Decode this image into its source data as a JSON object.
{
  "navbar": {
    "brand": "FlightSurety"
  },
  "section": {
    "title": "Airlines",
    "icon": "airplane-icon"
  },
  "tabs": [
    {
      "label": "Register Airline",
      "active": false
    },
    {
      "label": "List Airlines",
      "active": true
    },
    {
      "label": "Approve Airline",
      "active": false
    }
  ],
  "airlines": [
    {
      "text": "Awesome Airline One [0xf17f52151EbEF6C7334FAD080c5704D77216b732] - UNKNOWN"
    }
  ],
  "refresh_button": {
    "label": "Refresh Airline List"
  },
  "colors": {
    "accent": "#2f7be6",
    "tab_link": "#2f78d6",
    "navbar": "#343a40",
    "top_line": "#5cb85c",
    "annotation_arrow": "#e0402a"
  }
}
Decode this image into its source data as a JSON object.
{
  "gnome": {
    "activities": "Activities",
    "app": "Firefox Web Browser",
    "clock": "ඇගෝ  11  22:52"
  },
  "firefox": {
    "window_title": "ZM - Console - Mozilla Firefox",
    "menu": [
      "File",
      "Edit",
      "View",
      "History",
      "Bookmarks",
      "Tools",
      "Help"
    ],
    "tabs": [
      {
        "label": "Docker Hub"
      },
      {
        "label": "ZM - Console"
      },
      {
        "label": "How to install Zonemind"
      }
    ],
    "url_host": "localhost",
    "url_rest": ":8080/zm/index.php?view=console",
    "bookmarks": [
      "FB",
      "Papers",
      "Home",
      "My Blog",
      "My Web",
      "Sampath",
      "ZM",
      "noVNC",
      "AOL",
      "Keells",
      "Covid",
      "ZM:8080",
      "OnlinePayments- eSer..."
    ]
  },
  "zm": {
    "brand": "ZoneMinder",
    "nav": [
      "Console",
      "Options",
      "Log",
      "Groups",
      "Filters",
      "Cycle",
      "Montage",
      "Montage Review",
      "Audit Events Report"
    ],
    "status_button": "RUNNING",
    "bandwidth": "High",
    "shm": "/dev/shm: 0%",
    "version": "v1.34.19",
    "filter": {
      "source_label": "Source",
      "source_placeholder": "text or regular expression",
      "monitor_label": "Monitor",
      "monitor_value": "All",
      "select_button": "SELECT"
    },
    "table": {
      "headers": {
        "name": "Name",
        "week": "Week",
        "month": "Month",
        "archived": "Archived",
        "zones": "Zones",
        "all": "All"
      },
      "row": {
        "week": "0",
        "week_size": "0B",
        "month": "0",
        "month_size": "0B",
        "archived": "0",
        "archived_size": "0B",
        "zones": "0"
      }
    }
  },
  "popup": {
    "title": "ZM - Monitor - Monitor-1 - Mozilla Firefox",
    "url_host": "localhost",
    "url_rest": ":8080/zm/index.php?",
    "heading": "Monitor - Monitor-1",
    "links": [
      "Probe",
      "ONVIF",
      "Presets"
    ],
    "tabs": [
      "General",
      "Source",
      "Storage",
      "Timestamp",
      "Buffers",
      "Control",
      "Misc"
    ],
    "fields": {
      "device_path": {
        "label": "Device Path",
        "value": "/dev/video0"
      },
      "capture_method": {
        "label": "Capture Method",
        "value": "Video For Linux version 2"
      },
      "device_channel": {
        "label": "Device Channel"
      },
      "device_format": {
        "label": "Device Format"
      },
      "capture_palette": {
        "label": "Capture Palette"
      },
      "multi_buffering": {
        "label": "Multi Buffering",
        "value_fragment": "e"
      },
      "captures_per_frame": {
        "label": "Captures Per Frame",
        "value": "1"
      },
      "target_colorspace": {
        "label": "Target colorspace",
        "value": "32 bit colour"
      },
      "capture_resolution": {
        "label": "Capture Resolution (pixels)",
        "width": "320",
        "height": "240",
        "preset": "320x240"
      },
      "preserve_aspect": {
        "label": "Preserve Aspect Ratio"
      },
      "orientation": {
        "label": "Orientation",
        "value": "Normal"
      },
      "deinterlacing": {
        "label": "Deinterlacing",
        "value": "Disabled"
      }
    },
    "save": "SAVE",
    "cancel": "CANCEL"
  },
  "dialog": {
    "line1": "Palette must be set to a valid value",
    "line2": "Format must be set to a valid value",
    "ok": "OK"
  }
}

================================

EXERCISE BRIEF –
Print the records once more, exactly as they were given.

OUTPUT OF THE TASK –
Decode this image into its source data as a JSON object.
{
  "navbar": {
    "brand": "FlightSurety"
  },
  "section": {
    "title": "Airlines",
    "icon": "airplane-icon"
  },
  "tabs": [
    {
      "label": "Register Airline",
      "active": false
    },
    {
      "label": "List Airlines",
      "active": true
    },
    {
      "label": "Approve Airline",
      "active": false
    }
  ],
  "airlines": [
    {
      "text": "Awesome Airline One [0xf17f52151EbEF6C7334FAD080c5704D77216b732] - UNKNOWN"
    }
  ],
  "refresh_button": {
    "label": "Refresh Airline List"
  },
  "colors": {
    "accent": "#2f7be6",
    "tab_link": "#2f78d6",
    "navbar": "#343a40",
    "top_line": "#5cb85c",
    "annotation_arrow": "#e0402a"
  }
}
Decode this image into its source data as a JSON object.
{
  "gnome": {
    "activities": "Activities",
    "app": "Firefox Web Browser",
    "clock": "ඇගෝ  11  22:52"
  },
  "firefox": {
    "window_title": "ZM - Console - Mozilla Firefox",
    "menu": [
      "File",
      "Edit",
      "View",
      "History",
      "Bookmarks",
      "Tools",
      "Help"
    ],
    "tabs": [
      {
        "label": "Docker Hub"
      },
      {
        "label": "ZM - Console"
      },
      {
        "label": "How to install Zonemind"
      }
    ],
    "url_host": "localhost",
    "url_rest": ":8080/zm/index.php?view=console",
    "bookmarks": [
      "FB",
      "Papers",
      "Home",
      "My Blog",
      "My Web",
      "Sampath",
      "ZM",
      "noVNC",
      "AOL",
      "Keells",
      "Covid",
      "ZM:8080",
      "OnlinePayments- eSer..."
    ]
  },
  "zm": {
    "brand": "ZoneMinder",
    "nav": [
      "Console",
      "Options",
      "Log",
      "Groups",
      "Filters",
      "Cycle",
      "Montage",
      "Montage Review",
      "Audit Events Report"
    ],
    "status_button": "RUNNING",
    "bandwidth": "High",
    "shm": "/dev/shm: 0%",
    "version": "v1.34.19",
    "filter": {
      "source_label": "Source",
      "source_placeholder": "text or regular expression",
      "monitor_label": "Monitor",
      "monitor_value": "All",
      "select_button": "SELECT"
    },
    "table": {
      "headers": {
        "name": "Name",
        "week": "Week",
        "month": "Month",
        "archived": "Archived",
        "zones": "Zones",
        "all": "All"
      },
      "row": {
        "week": "0",
        "week_size": "0B",
        "month": "0",
        "month_size": "0B",
        "archived": "0",
        "archived_size": "0B",
        "zones": "0"
      }
    }
  },
  "popup": {
    "title": "ZM - Monitor - Monitor-1 - Mozilla Firefox",
    "url_host": "localhost",
    "url_rest": ":8080/zm/index.php?",
    "heading": "Monitor - Monitor-1",
    "links": [
      "Probe",
      "ONVIF",
      "Presets"
    ],
    "tabs": [
      "General",
      "Source",
      "Storage",
      "Timestamp",
      "Buffers",
      "Control",
      "Misc"
    ],
    "fields": {
      "device_path": {
        "label": "Device Path",
        "value": "/dev/video0"
      },
      "capture_method": {
        "label": "Capture Method",
        "value": "Video For Linux version 2"
      },
      "device_channel": {
        "label": "Device Channel"
      },
      "device_format": {
        "label": "Device Format"
      },
      "capture_palette": {
        "label": "Capture Palette"
      },
      "multi_buffering": {
        "label": "Multi Buffering",
        "value_fragment": "e"
      },
      "captures_per_frame": {
        "label": "Captures Per Frame",
        "value": "1"
      },
      "target_colorspace": {
        "label": "Target colorspace",
        "value": "32 bit colour"
      },
      "capture_resolution": {
        "label": "Capture Resolution (pixels)",
        "width": "320",
        "height": "240",
        "preset": "320x240"
      },
      "preserve_aspect": {
        "label": "Preserve Aspect Ratio"
      },
      "orientation": {
        "label": "Orientation",
        "value": "Normal"
      },
      "deinterlacing": {
        "label": "Deinterlacing",
        "value": "Disabled"
      }
    },
    "save": "SAVE",
    "cancel": "CANCEL"
  },
  "dialog": {
    "line1": "Palette must be set to a valid value",
    "line2": "Format must be set to a valid value",
    "ok": "OK"
  }
}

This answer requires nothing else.